### ТЕКСТ СТРАНИЦЫ ###

“В цинке лежала большая черная кость”, “обугленные кости”, “гроб закапывали пустой”, “гроб был в два раза уже, чем плечи у мужа” – таких сообщений в чате жен и матерей наемников ЧВК “Вагнер” множество. Некоторые женщины рассказывают, что, несмотря на то что гроб “был запаян”, его вскрыли, но тест ДНК сделать было уже невозможно – “тело уже сгнило”, либо было настолько обгоревшим, что тест делать отказались. Многие родственники не решаются вскрывать гробы, но по их весу отмечают, что он “как будто пустой” или “слышно, как перекатываются кости”.
Любые сомнения родственникам даже не с кем обсудить – дозвониться до представителей ЧВК можно с трудом и только по вопросам выплат. Но и в этом случае не всегда удается получить “гробовые” и “100 тысяч на похороны” – иногда вдовы и матери ждут компенсаций месяцами уже после того, как им подтвердили смерть их наемника. Некоторым собеседницам Сибирь.Реалии гибель не подтвердили до сих пор, но “зарплату бойца” переводить давно перестали.
“Девочки, что такое термобарический снаряд?”
“Останки моего сына привезли 20.05.2023 в Новосибирск, опознать было невозможно, в цинке лежала большая кость черного цвета, сказали термический снаряд, – пишет в чате Евгения Просвиркина из Новосибирска (до этого она с семьей много лет жила в Чите, сын до вербовки в ЧВК оставался в Забайкалье). – В свидетельстве о смерти указано погиб 24.03.2023, 20.05.2023 составлена соответствующая запись акта, место смерти г. Артемовск. Уходил на войну в составе ЧВК “Вагнер” 29.11.2022 из Забайкальского края из Читы, привезли в Новосибирск по месту моего жительства. Похоронили в Чите. Не верю, что это мой сын, ДНК-экспертизу не из чего было взять. Может кто то, что-нибудь знает о моем сыне. Напишите! Просвиркин Максим Владимирович 19.06.1990 года рождения”.
Евгения рассказывает журналисту Сибирь.Реалии, что переехала в Новосибирск всего полтора года назад из-за внучки, которую туда решила увезти из Забайкалья бывшая жена сына. На тот момент Максим уже сидел в читинской колонии.

### ПРЕДОСТАВЛЕННЫЕ СВЕДЕНИЯ ###

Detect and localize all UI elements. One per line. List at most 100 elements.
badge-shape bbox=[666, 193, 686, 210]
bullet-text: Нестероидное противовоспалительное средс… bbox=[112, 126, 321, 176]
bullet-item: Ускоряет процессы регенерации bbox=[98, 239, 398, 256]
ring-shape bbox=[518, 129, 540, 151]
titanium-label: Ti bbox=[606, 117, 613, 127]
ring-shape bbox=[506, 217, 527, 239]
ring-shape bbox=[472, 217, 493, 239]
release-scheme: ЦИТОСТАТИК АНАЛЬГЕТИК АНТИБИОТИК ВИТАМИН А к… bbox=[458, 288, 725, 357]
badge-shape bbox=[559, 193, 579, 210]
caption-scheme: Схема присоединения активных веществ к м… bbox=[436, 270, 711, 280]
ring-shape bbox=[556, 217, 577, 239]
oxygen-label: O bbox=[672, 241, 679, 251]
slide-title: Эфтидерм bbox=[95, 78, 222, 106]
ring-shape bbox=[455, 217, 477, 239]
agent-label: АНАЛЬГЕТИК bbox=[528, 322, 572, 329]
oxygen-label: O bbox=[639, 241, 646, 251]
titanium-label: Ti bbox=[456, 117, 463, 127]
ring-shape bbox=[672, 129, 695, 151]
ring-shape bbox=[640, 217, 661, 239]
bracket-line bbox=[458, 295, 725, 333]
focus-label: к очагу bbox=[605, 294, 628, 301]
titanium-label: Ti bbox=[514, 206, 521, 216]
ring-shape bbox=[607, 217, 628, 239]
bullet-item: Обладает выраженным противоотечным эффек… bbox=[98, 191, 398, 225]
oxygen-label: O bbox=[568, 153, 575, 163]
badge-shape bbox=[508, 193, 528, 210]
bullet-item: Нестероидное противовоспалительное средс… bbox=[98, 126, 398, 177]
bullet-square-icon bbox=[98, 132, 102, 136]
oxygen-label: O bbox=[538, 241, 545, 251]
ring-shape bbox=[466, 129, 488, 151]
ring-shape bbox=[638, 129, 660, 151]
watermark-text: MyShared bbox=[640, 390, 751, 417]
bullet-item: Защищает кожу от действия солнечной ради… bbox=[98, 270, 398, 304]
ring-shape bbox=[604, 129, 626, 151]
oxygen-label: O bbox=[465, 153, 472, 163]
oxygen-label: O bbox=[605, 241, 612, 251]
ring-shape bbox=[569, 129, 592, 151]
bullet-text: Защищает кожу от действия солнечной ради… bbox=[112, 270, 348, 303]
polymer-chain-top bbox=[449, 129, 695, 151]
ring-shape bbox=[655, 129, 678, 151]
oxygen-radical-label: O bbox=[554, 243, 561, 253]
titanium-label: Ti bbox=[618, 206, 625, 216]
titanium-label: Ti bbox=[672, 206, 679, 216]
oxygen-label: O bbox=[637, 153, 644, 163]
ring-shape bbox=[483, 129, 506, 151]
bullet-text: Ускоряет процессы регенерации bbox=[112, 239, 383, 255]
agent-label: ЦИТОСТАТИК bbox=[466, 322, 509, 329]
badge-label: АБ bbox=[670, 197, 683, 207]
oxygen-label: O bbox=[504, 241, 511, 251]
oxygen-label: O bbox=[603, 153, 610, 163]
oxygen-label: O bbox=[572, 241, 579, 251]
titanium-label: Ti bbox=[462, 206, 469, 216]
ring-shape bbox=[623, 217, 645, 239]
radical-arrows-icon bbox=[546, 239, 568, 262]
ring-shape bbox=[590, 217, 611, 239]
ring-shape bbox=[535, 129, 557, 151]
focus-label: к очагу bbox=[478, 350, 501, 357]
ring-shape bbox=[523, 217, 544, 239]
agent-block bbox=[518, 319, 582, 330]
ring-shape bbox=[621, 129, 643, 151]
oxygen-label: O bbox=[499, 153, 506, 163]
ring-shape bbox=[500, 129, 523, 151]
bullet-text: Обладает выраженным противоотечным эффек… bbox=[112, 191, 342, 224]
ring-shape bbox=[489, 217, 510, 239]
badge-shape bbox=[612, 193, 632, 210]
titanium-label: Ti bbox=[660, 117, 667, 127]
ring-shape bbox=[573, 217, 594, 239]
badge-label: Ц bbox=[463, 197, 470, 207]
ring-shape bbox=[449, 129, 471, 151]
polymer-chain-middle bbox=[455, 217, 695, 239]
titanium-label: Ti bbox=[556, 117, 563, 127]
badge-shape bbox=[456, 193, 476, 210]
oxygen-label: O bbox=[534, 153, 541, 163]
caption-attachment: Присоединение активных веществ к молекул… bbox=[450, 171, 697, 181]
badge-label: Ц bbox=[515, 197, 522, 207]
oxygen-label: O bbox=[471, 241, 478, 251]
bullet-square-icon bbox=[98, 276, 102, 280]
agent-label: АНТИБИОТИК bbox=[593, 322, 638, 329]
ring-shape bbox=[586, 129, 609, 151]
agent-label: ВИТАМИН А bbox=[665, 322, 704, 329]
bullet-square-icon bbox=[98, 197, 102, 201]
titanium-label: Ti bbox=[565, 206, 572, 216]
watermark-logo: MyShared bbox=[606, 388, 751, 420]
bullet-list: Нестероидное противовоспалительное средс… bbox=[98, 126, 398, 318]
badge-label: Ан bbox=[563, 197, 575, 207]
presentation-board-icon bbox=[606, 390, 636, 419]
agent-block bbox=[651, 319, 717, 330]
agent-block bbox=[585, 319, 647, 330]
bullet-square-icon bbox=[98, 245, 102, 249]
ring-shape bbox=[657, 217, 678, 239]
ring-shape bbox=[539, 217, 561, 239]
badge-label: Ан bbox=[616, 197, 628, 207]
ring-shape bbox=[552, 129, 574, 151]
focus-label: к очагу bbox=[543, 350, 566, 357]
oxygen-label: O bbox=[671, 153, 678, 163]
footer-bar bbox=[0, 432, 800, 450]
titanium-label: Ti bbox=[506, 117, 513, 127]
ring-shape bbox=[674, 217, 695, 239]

###

**ПОСТАВЛЕННАЯ ЗАДАЧА:** Подхватите статью о родственниках погибших наемников ЧВК «Вагнер» и продолжите ее сразу после последнего приведенного предложения.

**ОТВЕТ НА ЗАДАНИЕ:**
– 29 мая у него заканчивался этот контракт с ЧВК, и он должен был вернуться. Прошло как раз полгода с даты вербовки. И в этот день, так получилось, я пришла “опознать” тело. На самом деле нечего было опознавать, – вспоминает Евгения. – Если бы он остался в колонии, уверена, уже бы вышел, потому что его друг, адвокат, говорил, что в мае можно подать на УДО. У него была “легкая” статья – 158-я, кража. Посадили, потому что до этого была условка, так бы не посадили. Он сидел в ИК-3 в Чите. Оттуда 29 ноября ушел на войну. Отговаривала я, как только узнала, что чевэкашники шныряют по колониям – специально звонила, говорила: “Не смей! Будут уговаривать – не соглашайся. Не бери грех на душу”. Так он мне ничего сказал, сказал моему брату, что подписал контракт: “Только маме ничего не говори!”
– Вы поняли, почему он все-таки решил пойти туда?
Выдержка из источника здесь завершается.